begin Data to process

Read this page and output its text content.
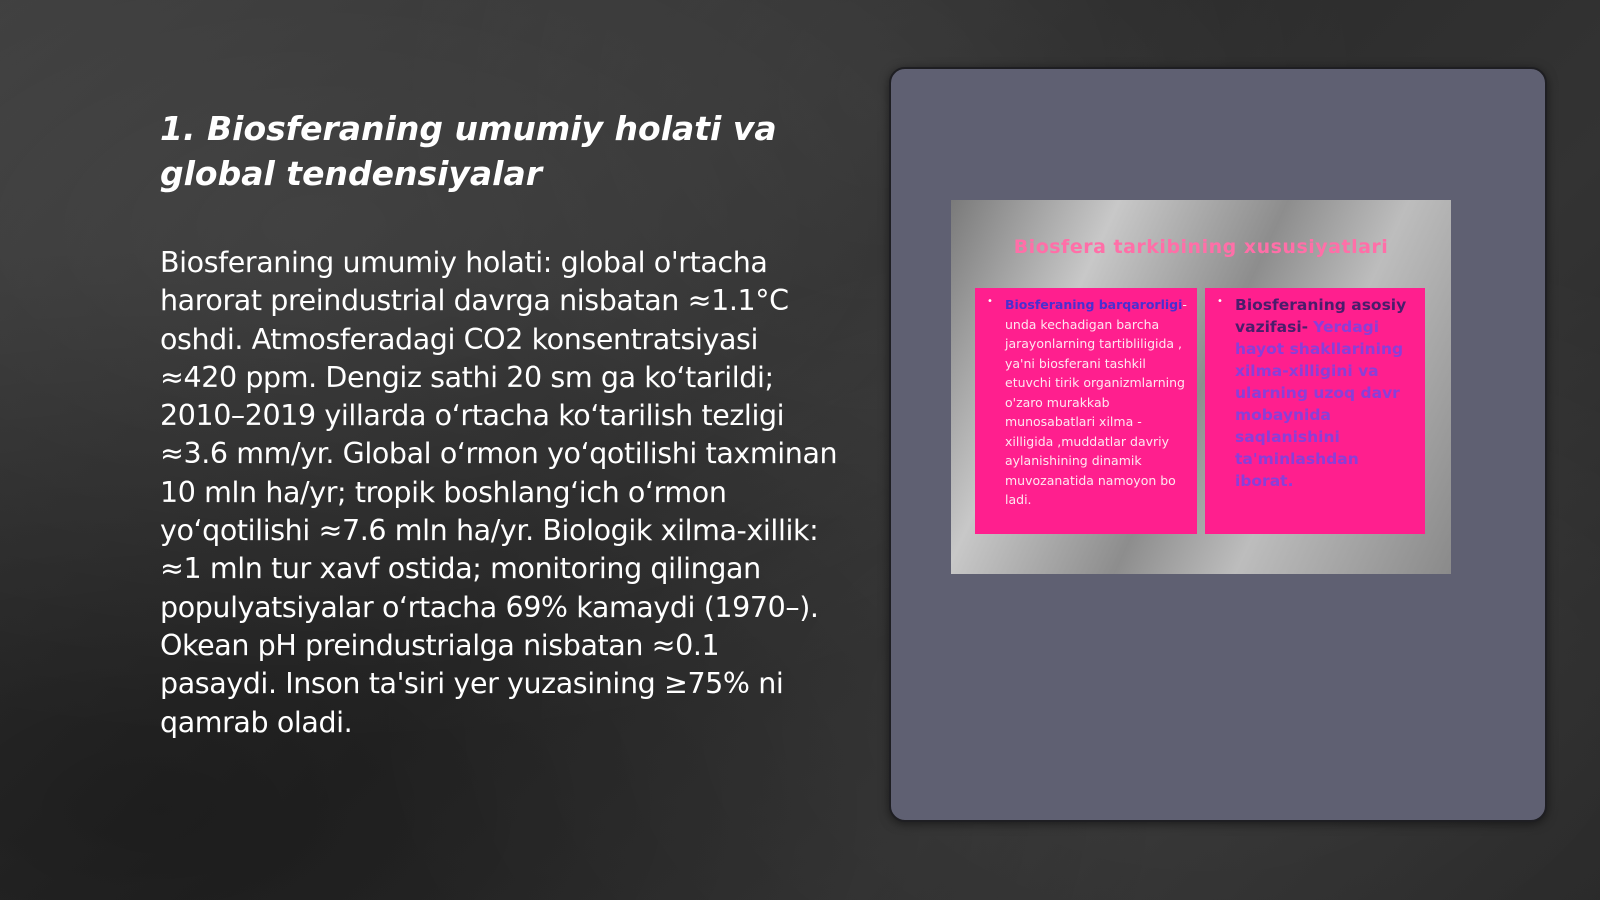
1. Biosferaning umumiy holati va global tendensiyalar

Biosferaning umumiy holati: global o'rtacha harorat preindustrial davrga nisbatan ≈1.1°C oshdi. Atmosferadagi CO2 konsentratsiyasi ≈420 ppm. Dengiz sathi 20 sm ga koʻtarildi; 2010–2019 yillarda oʻrtacha koʻtarilish tezligi ≈3.6 mm/yr. Global oʻrmon yoʻqotilishi taxminan 10 mln ha/yr; tropik boshlangʻich oʻrmon yoʻqotilishi ≈7.6 mln ha/yr. Biologik xilma-xillik: ≈1 mln tur xavf ostida; monitoring qilingan populyatsiyalar oʻrtacha 69% kamaydi (1970–). Okean pH preindustrialga nisbatan ≈0.1 pasaydi. Inson ta'siri yer yuzasining ≥75% ni qamrab oladi.

Biosfera tarkibining xususiyatlari
• Biosferaning barqarorligi-unda kechadigan barcha jarayonlarning tartibliligida , ya'ni biosferani tashkil etuvchi tirik organizmlarning o'zaro murakkab munosabatlari xilma - xilligida ,muddatlar davriy aylanishining dinamik muvozanatida namoyon bo ladi.
• Biosferaning asosiy vazifasi- Yerdagi hayot shakllarining xilma-xilligini va ularning uzoq davr mobaynida saqlanishini ta'minlashdan iborat.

end Data to process

» **Problem**:
All the material shown above is to be copied exactly, with no pictures carried over.

» **Exercise answer**:
Read this page and output its text content.
1. Biosferaning umumiy holati va global tendensiyalar

Biosferaning umumiy holati: global o'rtacha harorat preindustrial davrga nisbatan ≈1.1°C oshdi. Atmosferadagi CO2 konsentratsiyasi ≈420 ppm. Dengiz sathi 20 sm ga koʻtarildi; 2010–2019 yillarda oʻrtacha koʻtarilish tezligi ≈3.6 mm/yr. Global oʻrmon yoʻqotilishi taxminan 10 mln ha/yr; tropik boshlangʻich oʻrmon yoʻqotilishi ≈7.6 mln ha/yr. Biologik xilma-xillik: ≈1 mln tur xavf ostida; monitoring qilingan populyatsiyalar oʻrtacha 69% kamaydi (1970–). Okean pH preindustrialga nisbatan ≈0.1 pasaydi. Inson ta'siri yer yuzasining ≥75% ni qamrab oladi.

Biosfera tarkibining xususiyatlari
• Biosferaning barqarorligi-unda kechadigan barcha jarayonlarning tartibliligida , ya'ni biosferani tashkil etuvchi tirik organizmlarning o'zaro murakkab munosabatlari xilma - xilligida ,muddatlar davriy aylanishining dinamik muvozanatida namoyon bo ladi.
• Biosferaning asosiy vazifasi- Yerdagi hayot shakllarining xilma-xilligini va ularning uzoq davr mobaynida saqlanishini ta'minlashdan iborat.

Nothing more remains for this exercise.